| Exercise task |
Each record below should appear again exactly as written.

::::

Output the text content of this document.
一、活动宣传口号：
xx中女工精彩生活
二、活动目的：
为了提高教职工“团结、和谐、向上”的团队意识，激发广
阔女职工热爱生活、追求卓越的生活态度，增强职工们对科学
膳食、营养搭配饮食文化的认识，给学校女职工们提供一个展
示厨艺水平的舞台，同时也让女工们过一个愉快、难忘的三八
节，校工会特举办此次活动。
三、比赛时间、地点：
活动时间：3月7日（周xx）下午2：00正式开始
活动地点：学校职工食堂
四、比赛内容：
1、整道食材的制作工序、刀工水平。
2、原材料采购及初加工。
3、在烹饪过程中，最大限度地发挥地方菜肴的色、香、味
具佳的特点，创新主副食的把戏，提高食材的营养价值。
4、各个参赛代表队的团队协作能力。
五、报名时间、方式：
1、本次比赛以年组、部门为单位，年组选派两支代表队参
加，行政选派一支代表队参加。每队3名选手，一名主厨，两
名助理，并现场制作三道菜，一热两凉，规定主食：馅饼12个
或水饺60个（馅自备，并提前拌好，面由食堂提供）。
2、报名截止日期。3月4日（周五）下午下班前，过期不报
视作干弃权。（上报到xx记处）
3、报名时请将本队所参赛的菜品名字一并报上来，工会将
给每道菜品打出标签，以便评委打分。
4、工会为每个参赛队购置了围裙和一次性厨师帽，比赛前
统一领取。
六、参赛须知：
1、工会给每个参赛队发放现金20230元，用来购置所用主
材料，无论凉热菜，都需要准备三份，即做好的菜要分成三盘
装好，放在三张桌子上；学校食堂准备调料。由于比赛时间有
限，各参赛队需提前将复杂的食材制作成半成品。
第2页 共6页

::::

| Correct response |
Output the text content of this document.
一、活动宣传口号：
xx中女工精彩生活
二、活动目的：
为了提高教职工“团结、和谐、向上”的团队意识，激发广
阔女职工热爱生活、追求卓越的生活态度，增强职工们对科学
膳食、营养搭配饮食文化的认识，给学校女职工们提供一个展
示厨艺水平的舞台，同时也让女工们过一个愉快、难忘的三八
节，校工会特举办此次活动。
三、比赛时间、地点：
活动时间：3月7日（周xx）下午2：00正式开始
活动地点：学校职工食堂
四、比赛内容：
1、整道食材的制作工序、刀工水平。
2、原材料采购及初加工。
3、在烹饪过程中，最大限度地发挥地方菜肴的色、香、味
具佳的特点，创新主副食的把戏，提高食材的营养价值。
4、各个参赛代表队的团队协作能力。
五、报名时间、方式：
1、本次比赛以年组、部门为单位，年组选派两支代表队参
加，行政选派一支代表队参加。每队3名选手，一名主厨，两
名助理，并现场制作三道菜，一热两凉，规定主食：馅饼12个
或水饺60个（馅自备，并提前拌好，面由食堂提供）。
2、报名截止日期。3月4日（周五）下午下班前，过期不报
视作干弃权。（上报到xx记处）
3、报名时请将本队所参赛的菜品名字一并报上来，工会将
给每道菜品打出标签，以便评委打分。
4、工会为每个参赛队购置了围裙和一次性厨师帽，比赛前
统一领取。
六、参赛须知：
1、工会给每个参赛队发放现金20230元，用来购置所用主
材料，无论凉热菜，都需要准备三份，即做好的菜要分成三盘
装好，放在三张桌子上；学校食堂准备调料。由于比赛时间有
限，各参赛队需提前将复杂的食材制作成半成品。
第2页 共6页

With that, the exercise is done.